Transcribe every line exactly and omit anything that is a picture.

Records shown:

::::::::

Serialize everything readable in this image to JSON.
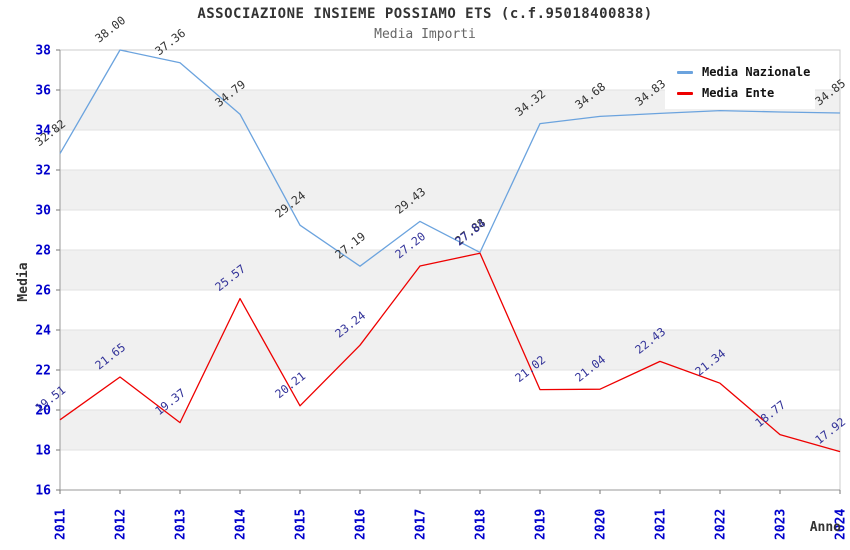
{
  "header": {
    "title": "ASSOCIAZIONE INSIEME POSSIAMO ETS (c.f.95018400838)",
    "subtitle": "Media Importi"
  },
  "legend": {
    "items": [
      {
        "label": "Media Nazionale",
        "color": "#6BA3DE"
      },
      {
        "label": "Media Ente",
        "color": "#EE0000"
      }
    ]
  },
  "axes": {
    "y_title": "Media",
    "x_title": "Anno",
    "y_tick_labels": [
      "16",
      "18",
      "20",
      "22",
      "24",
      "26",
      "28",
      "30",
      "32",
      "34",
      "36",
      "38"
    ],
    "x_tick_labels": [
      "2011",
      "2012",
      "2013",
      "2014",
      "2015",
      "2016",
      "2017",
      "2018",
      "2019",
      "2020",
      "2021",
      "2022",
      "2023",
      "2024"
    ]
  },
  "chart_data": {
    "type": "line",
    "title": "ASSOCIAZIONE INSIEME POSSIAMO ETS (c.f.95018400838)",
    "subtitle": "Media Importi",
    "xlabel": "Anno",
    "ylabel": "Media",
    "x": [
      "2011",
      "2012",
      "2013",
      "2014",
      "2015",
      "2016",
      "2017",
      "2018",
      "2019",
      "2020",
      "2021",
      "2022",
      "2023",
      "2024"
    ],
    "ylim": [
      16,
      38
    ],
    "y_tick_step": 2,
    "grid": "horizontal-banded",
    "legend_position": "top-right-inside",
    "point_labels": "values shown rotated at each point, 2 decimals; Media Nazionale labels for 2022-2023 hidden behind legend (values estimated from line)",
    "series": [
      {
        "name": "Media Nazionale",
        "color": "#6BA3DE",
        "label_color": "#333333",
        "values": [
          32.82,
          38.0,
          37.36,
          34.79,
          29.24,
          27.19,
          29.43,
          27.88,
          34.32,
          34.68,
          34.83,
          34.97,
          34.9,
          34.85
        ]
      },
      {
        "name": "Media Ente",
        "color": "#EE0000",
        "label_color": "#333399",
        "values": [
          19.51,
          21.65,
          19.37,
          25.57,
          20.21,
          23.24,
          27.2,
          27.84,
          21.02,
          21.04,
          22.43,
          21.34,
          18.77,
          17.92
        ]
      }
    ]
  },
  "colors": {
    "background": "#FFFFFF",
    "band": "#F0F0F0",
    "gridline": "#E2E2E2",
    "plot_border": "#CCCCCC",
    "axis_line": "#999999",
    "tick_mark": "#777777",
    "tick_label": "#0000CC",
    "axis_title": "#333333",
    "title": "#333333",
    "subtitle": "#666666"
  }
}
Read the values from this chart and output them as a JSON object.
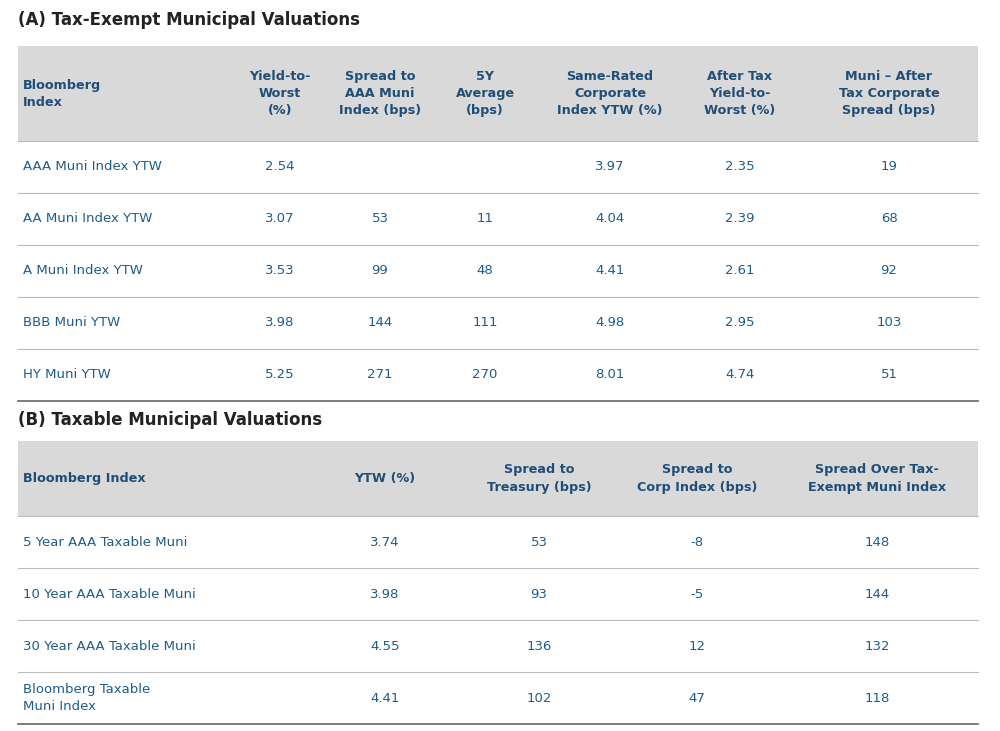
{
  "title_a": "(A) Tax-Exempt Municipal Valuations",
  "title_b": "(B) Taxable Municipal Valuations",
  "header_bg": "#d9d9d9",
  "text_color_header": "#1f4e79",
  "text_color_row": "#1f5c8b",
  "text_color_title": "#222222",
  "table_a_headers": [
    "Bloomberg\nIndex",
    "Yield-to-\nWorst\n(%)",
    "Spread to\nAAA Muni\nIndex (bps)",
    "5Y\nAverage\n(bps)",
    "Same-Rated\nCorporate\nIndex YTW (%)",
    "After Tax\nYield-to-\nWorst (%)",
    "Muni – After\nTax Corporate\nSpread (bps)"
  ],
  "table_a_rows": [
    [
      "AAA Muni Index YTW",
      "2.54",
      "",
      "",
      "3.97",
      "2.35",
      "19"
    ],
    [
      "AA Muni Index YTW",
      "3.07",
      "53",
      "11",
      "4.04",
      "2.39",
      "68"
    ],
    [
      "A Muni Index YTW",
      "3.53",
      "99",
      "48",
      "4.41",
      "2.61",
      "92"
    ],
    [
      "BBB Muni YTW",
      "3.98",
      "144",
      "111",
      "4.98",
      "2.95",
      "103"
    ],
    [
      "HY Muni YTW",
      "5.25",
      "271",
      "270",
      "8.01",
      "4.74",
      "51"
    ]
  ],
  "table_b_headers": [
    "Bloomberg Index",
    "YTW (%)",
    "Spread to\nTreasury (bps)",
    "Spread to\nCorp Index (bps)",
    "Spread Over Tax-\nExempt Muni Index"
  ],
  "table_b_rows": [
    [
      "5 Year AAA Taxable Muni",
      "3.74",
      "53",
      "-8",
      "148"
    ],
    [
      "10 Year AAA Taxable Muni",
      "3.98",
      "93",
      "-5",
      "144"
    ],
    [
      "30 Year AAA Taxable Muni",
      "4.55",
      "136",
      "12",
      "132"
    ],
    [
      "Bloomberg Taxable\nMuni Index",
      "4.41",
      "102",
      "47",
      "118"
    ]
  ],
  "bg_color": "#ffffff",
  "header_font_size": 9.2,
  "row_font_size": 9.5,
  "title_font_size": 12,
  "separator_color": "#bbbbbb",
  "bottom_line_color": "#666666"
}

::::::::

Task answer:
Serialize everything readable in this image to JSON.
{
  "header": {
    "title": "ASSOCIAZIONE INSIEME POSSIAMO ETS (c.f.95018400838)",
    "subtitle": "Media Importi"
  },
  "legend": {
    "items": [
      {
        "label": "Media Nazionale",
        "color": "#6BA3DE"
      },
      {
        "label": "Media Ente",
        "color": "#EE0000"
      }
    ]
  },
  "axes": {
    "y_title": "Media",
    "x_title": "Anno",
    "y_tick_labels": [
      "16",
      "18",
      "20",
      "22",
      "24",
      "26",
      "28",
      "30",
      "32",
      "34",
      "36",
      "38"
    ],
    "x_tick_labels": [
      "2011",
      "2012",
      "2013",
      "2014",
      "2015",
      "2016",
      "2017",
      "2018",
      "2019",
      "2020",
      "2021",
      "2022",
      "2023",
      "2024"
    ]
  },
  "chart_data": {
    "type": "line",
    "title": "ASSOCIAZIONE INSIEME POSSIAMO ETS (c.f.95018400838)",
    "subtitle": "Media Importi",
    "xlabel": "Anno",
    "ylabel": "Media",
    "x": [
      "2011",
      "2012",
      "2013",
      "2014",
      "2015",
      "2016",
      "2017",
      "2018",
      "2019",
      "2020",
      "2021",
      "2022",
      "2023",
      "2024"
    ],
    "ylim": [
      16,
      38
    ],
    "y_tick_step": 2,
    "grid": "horizontal-banded",
    "legend_position": "top-right-inside",
    "point_labels": "values shown rotated at each point, 2 decimals; Media Nazionale labels for 2022-2023 hidden behind legend (values estimated from line)",
    "series": [
      {
        "name": "Media Nazionale",
        "color": "#6BA3DE",
        "label_color": "#333333",
        "values": [
          32.82,
          38.0,
          37.36,
          34.79,
          29.24,
          27.19,
          29.43,
          27.88,
          34.32,
          34.68,
          34.83,
          34.97,
          34.9,
          34.85
        ]
      },
      {
        "name": "Media Ente",
        "color": "#EE0000",
        "label_color": "#333399",
        "values": [
          19.51,
          21.65,
          19.37,
          25.57,
          20.21,
          23.24,
          27.2,
          27.84,
          21.02,
          21.04,
          22.43,
          21.34,
          18.77,
          17.92
        ]
      }
    ]
  },
  "colors": {
    "background": "#FFFFFF",
    "band": "#F0F0F0",
    "gridline": "#E2E2E2",
    "plot_border": "#CCCCCC",
    "axis_line": "#999999",
    "tick_mark": "#777777",
    "tick_label": "#0000CC",
    "axis_title": "#333333",
    "title": "#333333",
    "subtitle": "#666666"
  }
}
Read the values from this chart and output them as a JSON object.
{
  "title_a": "(A) Tax-Exempt Municipal Valuations",
  "title_b": "(B) Taxable Municipal Valuations",
  "header_bg": "#d9d9d9",
  "text_color_header": "#1f4e79",
  "text_color_row": "#1f5c8b",
  "text_color_title": "#222222",
  "table_a_headers": [
    "Bloomberg\nIndex",
    "Yield-to-\nWorst\n(%)",
    "Spread to\nAAA Muni\nIndex (bps)",
    "5Y\nAverage\n(bps)",
    "Same-Rated\nCorporate\nIndex YTW (%)",
    "After Tax\nYield-to-\nWorst (%)",
    "Muni – After\nTax Corporate\nSpread (bps)"
  ],
  "table_a_rows": [
    [
      "AAA Muni Index YTW",
      "2.54",
      "",
      "",
      "3.97",
      "2.35",
      "19"
    ],
    [
      "AA Muni Index YTW",
      "3.07",
      "53",
      "11",
      "4.04",
      "2.39",
      "68"
    ],
    [
      "A Muni Index YTW",
      "3.53",
      "99",
      "48",
      "4.41",
      "2.61",
      "92"
    ],
    [
      "BBB Muni YTW",
      "3.98",
      "144",
      "111",
      "4.98",
      "2.95",
      "103"
    ],
    [
      "HY Muni YTW",
      "5.25",
      "271",
      "270",
      "8.01",
      "4.74",
      "51"
    ]
  ],
  "table_b_headers": [
    "Bloomberg Index",
    "YTW (%)",
    "Spread to\nTreasury (bps)",
    "Spread to\nCorp Index (bps)",
    "Spread Over Tax-\nExempt Muni Index"
  ],
  "table_b_rows": [
    [
      "5 Year AAA Taxable Muni",
      "3.74",
      "53",
      "-8",
      "148"
    ],
    [
      "10 Year AAA Taxable Muni",
      "3.98",
      "93",
      "-5",
      "144"
    ],
    [
      "30 Year AAA Taxable Muni",
      "4.55",
      "136",
      "12",
      "132"
    ],
    [
      "Bloomberg Taxable\nMuni Index",
      "4.41",
      "102",
      "47",
      "118"
    ]
  ],
  "bg_color": "#ffffff",
  "header_font_size": 9.2,
  "row_font_size": 9.5,
  "title_font_size": 12,
  "separator_color": "#bbbbbb",
  "bottom_line_color": "#666666"
}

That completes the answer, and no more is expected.